** BEGIN EXTRACT TO READ **

Studio album by Sixtoo
- Released: October 10, 2007
- Studios: Mt. Zoomer Studio, Montreal, Canada; Trix, Antwerp, Belgium;
- Genre: Instrumental hip hop
- Length: 38:30
- Label: Ninja Tune
- Producer: Sixtoo

Sixtoo chronology
| Chewing on Glass & Other Miracle Cures (2004) | Jackals and Vipers in Envy of Man (2007) |  |

= Jackals and Vipers in Envy of Man =

Jackals and Vipers in Envy of Man is a studio album by Canadian hip hop artist Sixtoo. It was released on Ninja Tune in 2007.

** END EXTRACT TO READ **
** BEGIN DATA SHOWN **

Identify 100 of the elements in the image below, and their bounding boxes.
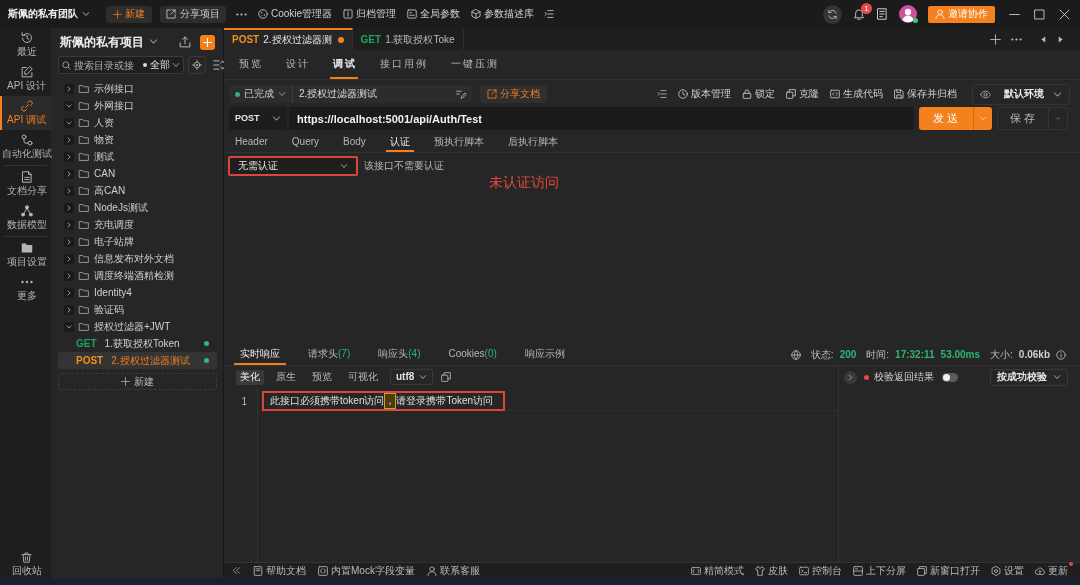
crosshair-icon[interactable] <box>188 56 206 74</box>
share-project-button[interactable]: 分享项目 <box>160 5 226 23</box>
folder-name[interactable]: 授权过滤器+JWT <box>94 319 171 334</box>
folder-name[interactable]: CAN <box>94 168 116 179</box>
toggle-switch[interactable] <box>942 372 958 382</box>
globe-icon[interactable] <box>790 349 801 360</box>
chevron-right-icon[interactable] <box>64 270 74 281</box>
response-tab[interactable]: 响应头(4) <box>372 344 427 365</box>
plus-icon[interactable] <box>990 33 1001 45</box>
chevron-right-icon[interactable] <box>64 304 74 315</box>
chevron-right-icon[interactable] <box>64 202 74 213</box>
format-tab[interactable]: 可视化 <box>344 369 382 385</box>
footer-button[interactable]: 设置 <box>991 564 1024 577</box>
nav-item[interactable]: 自动化测试 <box>0 130 51 164</box>
folder-name[interactable]: 示例接口 <box>94 81 134 96</box>
footer-button[interactable]: 精简模式 <box>691 564 744 577</box>
format-tab[interactable]: 原生 <box>272 369 300 385</box>
toolbar-button[interactable]: 生成代码 <box>830 88 883 100</box>
folder-name[interactable]: 电子站牌 <box>94 234 134 249</box>
chevron-right-icon[interactable] <box>64 134 74 145</box>
footer-button[interactable]: 上下分屏 <box>853 564 906 577</box>
footer-link[interactable]: 帮助文档 <box>253 564 306 577</box>
tray-arrow-icon[interactable] <box>179 36 191 48</box>
project-dropdown[interactable]: 斯佩的私有项目 <box>60 34 158 50</box>
view-tab[interactable]: 接口用例 <box>377 50 429 79</box>
toolbar-button[interactable]: 保存并归档 <box>894 88 957 100</box>
chevron-down-icon[interactable] <box>64 100 74 111</box>
response-tab[interactable]: 响应示例 <box>518 344 571 365</box>
chevron-right-icon[interactable] <box>64 168 74 179</box>
nav-item[interactable]: 文档分享 <box>0 167 51 201</box>
toolbar-link[interactable]: 全局参数 <box>407 8 461 20</box>
encoding-dropdown[interactable]: utf8 <box>390 369 434 385</box>
chevron-down-icon[interactable] <box>64 117 74 128</box>
response-tab[interactable]: 实时响应 <box>234 344 286 365</box>
footer-button[interactable]: 新窗口打开 <box>917 564 980 577</box>
toolbar-button[interactable]: 克隆 <box>786 88 819 100</box>
folder-name[interactable]: 充电调度 <box>94 217 134 232</box>
chevron-right-icon[interactable] <box>64 83 74 94</box>
chevron-down-icon[interactable] <box>64 321 74 332</box>
folder-name[interactable]: NodeJs测试 <box>94 200 148 215</box>
request-tab[interactable]: POST 2.授权过滤器测 <box>224 28 353 50</box>
new-item-button[interactable]: 新建 <box>58 373 217 390</box>
footer-button[interactable]: 皮肤 <box>755 564 788 577</box>
copy-icon[interactable] <box>441 372 452 382</box>
nav-item[interactable]: 项目设置 <box>0 238 51 272</box>
view-tab[interactable]: 调试 <box>330 50 358 79</box>
chevron-right-icon[interactable] <box>64 253 74 264</box>
request-tab[interactable]: GET 1.获取授权Toke <box>352 28 464 50</box>
maximize-icon[interactable] <box>1034 8 1045 20</box>
validation-mode-dropdown[interactable]: 按成功校验 <box>990 368 1068 386</box>
request-section-tab[interactable]: Header <box>231 133 272 152</box>
view-tab[interactable]: 预览 <box>236 50 264 79</box>
chevron-right-icon[interactable] <box>64 219 74 230</box>
request-section-tab[interactable]: 后执行脚本 <box>503 133 562 152</box>
format-tab[interactable]: 美化 <box>236 369 264 385</box>
request-section-tab[interactable]: Body <box>339 133 370 152</box>
avatar-icon[interactable] <box>899 5 917 23</box>
edit-icon[interactable] <box>456 89 466 99</box>
method-dropdown[interactable]: POST <box>229 107 287 130</box>
folder-name[interactable]: 验证码 <box>94 302 124 317</box>
endpoint-item[interactable]: POST 2.授权过滤器测试 <box>58 352 217 369</box>
toolbar-link[interactable]: Cookie管理器 <box>258 8 333 20</box>
folder-name[interactable]: 人资 <box>94 115 114 130</box>
share-docs-button[interactable]: 分享文档 <box>480 85 547 103</box>
toolbar-link[interactable]: 归档管理 <box>343 8 397 20</box>
footer-button[interactable]: 控制台 <box>799 564 842 577</box>
triangle-left-icon[interactable] <box>1040 35 1047 43</box>
chevron-right-icon[interactable] <box>844 370 857 384</box>
request-section-tab[interactable]: Query <box>287 133 324 152</box>
view-tab[interactable]: 设计 <box>283 50 311 79</box>
chevron-right-icon[interactable] <box>64 185 74 196</box>
footer-button[interactable]: 更新 <box>1035 564 1068 577</box>
folder-name[interactable]: 物资 <box>94 132 114 147</box>
filter-dropdown[interactable]: 全部 <box>143 56 180 74</box>
nav-item[interactable]: API 调试 <box>0 96 51 130</box>
endpoint-item[interactable]: GET 1.获取授权Token <box>58 335 217 352</box>
sync-icon[interactable] <box>823 4 842 24</box>
team-dropdown[interactable]: 斯佩的私有团队 <box>8 8 90 20</box>
folder-name[interactable]: Identity4 <box>94 287 132 298</box>
close-icon[interactable] <box>1059 8 1070 20</box>
list-chevrons-icon[interactable] <box>213 59 225 71</box>
nav-item[interactable]: 数据模型 <box>0 201 51 235</box>
toolbar-link[interactable]: 参数描述库 <box>471 8 535 20</box>
nav-item[interactable]: API 设计 <box>0 62 51 96</box>
footer-link[interactable]: 联系客服 <box>426 564 480 577</box>
list-icon[interactable] <box>657 89 667 99</box>
folder-name[interactable]: 外网接口 <box>94 98 134 113</box>
plus-icon[interactable] <box>200 34 215 50</box>
response-tab[interactable]: 请求头(7) <box>302 344 357 365</box>
list-icon[interactable] <box>544 9 555 19</box>
save-button[interactable]: 保存 <box>997 107 1048 130</box>
double-chevron-left-icon[interactable] <box>232 566 241 575</box>
trash-button[interactable]: 回收站 <box>0 550 51 578</box>
nav-item[interactable]: 更多 <box>0 272 51 306</box>
folder-name[interactable]: 测试 <box>94 149 114 164</box>
status-dropdown[interactable]: 已完成 <box>229 85 292 103</box>
response-tab[interactable]: Cookies(0) <box>442 344 503 365</box>
chevron-right-icon[interactable] <box>64 151 74 162</box>
folder-name[interactable]: 高CAN <box>94 183 126 198</box>
request-section-tab[interactable]: 预执行脚本 <box>429 133 488 152</box>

** END DATA SHOWN **

→ **EXERCISE TASKS**:
1) Copy the passage from the text on the Sixtoo album, starting with the words containing "Sixtoo chronology" and ending with "Tune in 2007.".
2) Write what comes next in the text on the Sixtoo album Jackals and Vipers in Envy of Man, picking up right after its final sentence.

→ **THE ANSWERS**:
1)
Sixtoo chronology
| Chewing on Glass & Other Miracle Cures (2004) | Jackals and Vipers in Envy of Man (2007) |  |

= Jackals and Vipers in Envy of Man =

Jackals and Vipers in Envy of Man is a studio album by Canadian hip hop artist Sixtoo. It was released on Ninja Tune in 2007.

2)
==Critical reception==

Nate Patrin of Pitchfork gave the album a 5.5 out of 10, saying, "Jackals and Vipers in Envy of Man is the kind of vague and incomplete music that, instead of immediately boring and/or frustrating you, has just enough intrigue to serve as what would seem to be reasonably unobtrusive background music." Noel Dix of Exclaim! said, "Sixtoo knows how to create moody landscapes and has managed to transfer them to his updated sound nicely." Jason Randall Smith of Impose described it as "a film score for the darker areas of life: long-standing regrets, ulterior motives, or the need to constantly look over your own shoulder."

On July 30, 2007, the album was included on XLR8Rs "Office Top Ten Album Picks" list.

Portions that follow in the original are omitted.